[Records excerpted from a collection]
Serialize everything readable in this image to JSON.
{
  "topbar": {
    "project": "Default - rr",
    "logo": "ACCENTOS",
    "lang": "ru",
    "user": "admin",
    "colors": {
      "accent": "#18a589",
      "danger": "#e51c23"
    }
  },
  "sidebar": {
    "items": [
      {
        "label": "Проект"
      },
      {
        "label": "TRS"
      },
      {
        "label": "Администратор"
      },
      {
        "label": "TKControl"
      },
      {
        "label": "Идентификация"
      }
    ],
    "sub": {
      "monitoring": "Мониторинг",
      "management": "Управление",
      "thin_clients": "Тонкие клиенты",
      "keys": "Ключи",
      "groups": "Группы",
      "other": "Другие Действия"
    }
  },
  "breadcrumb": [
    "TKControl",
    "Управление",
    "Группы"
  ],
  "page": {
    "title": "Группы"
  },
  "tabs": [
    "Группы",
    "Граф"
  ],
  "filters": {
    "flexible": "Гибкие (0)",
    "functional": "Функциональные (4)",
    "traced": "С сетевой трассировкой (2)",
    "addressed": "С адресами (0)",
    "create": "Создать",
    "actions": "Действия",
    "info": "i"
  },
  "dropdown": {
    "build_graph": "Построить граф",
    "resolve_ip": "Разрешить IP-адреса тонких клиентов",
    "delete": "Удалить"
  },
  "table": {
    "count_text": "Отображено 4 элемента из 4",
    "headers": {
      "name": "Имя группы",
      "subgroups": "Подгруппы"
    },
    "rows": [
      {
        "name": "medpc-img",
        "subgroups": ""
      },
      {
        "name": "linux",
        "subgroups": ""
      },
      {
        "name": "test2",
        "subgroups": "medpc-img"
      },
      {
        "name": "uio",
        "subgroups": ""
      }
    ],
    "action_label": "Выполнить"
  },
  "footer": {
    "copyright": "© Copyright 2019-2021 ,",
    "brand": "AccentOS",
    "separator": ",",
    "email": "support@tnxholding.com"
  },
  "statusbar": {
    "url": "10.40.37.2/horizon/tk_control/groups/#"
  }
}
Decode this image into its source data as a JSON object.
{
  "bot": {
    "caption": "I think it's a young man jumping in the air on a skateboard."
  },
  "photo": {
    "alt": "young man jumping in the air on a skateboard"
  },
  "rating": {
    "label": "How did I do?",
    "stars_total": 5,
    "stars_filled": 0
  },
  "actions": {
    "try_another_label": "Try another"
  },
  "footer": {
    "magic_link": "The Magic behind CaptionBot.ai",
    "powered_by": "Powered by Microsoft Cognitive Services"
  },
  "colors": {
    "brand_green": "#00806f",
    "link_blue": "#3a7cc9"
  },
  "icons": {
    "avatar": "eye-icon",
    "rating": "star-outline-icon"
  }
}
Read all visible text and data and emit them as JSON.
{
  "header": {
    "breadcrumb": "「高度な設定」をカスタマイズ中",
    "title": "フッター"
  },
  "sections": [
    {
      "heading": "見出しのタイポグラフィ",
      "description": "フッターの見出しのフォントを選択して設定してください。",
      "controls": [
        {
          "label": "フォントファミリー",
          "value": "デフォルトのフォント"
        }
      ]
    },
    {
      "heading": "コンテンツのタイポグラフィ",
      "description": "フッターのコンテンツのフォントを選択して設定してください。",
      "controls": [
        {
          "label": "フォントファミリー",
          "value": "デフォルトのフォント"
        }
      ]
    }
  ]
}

# Problem details
List all lines from the entries that include the word "young".

# Complete answer
    "caption": "I think it's a young man jumping in the air on a skateboard."
    "alt": "young man jumping in the air on a skateboard"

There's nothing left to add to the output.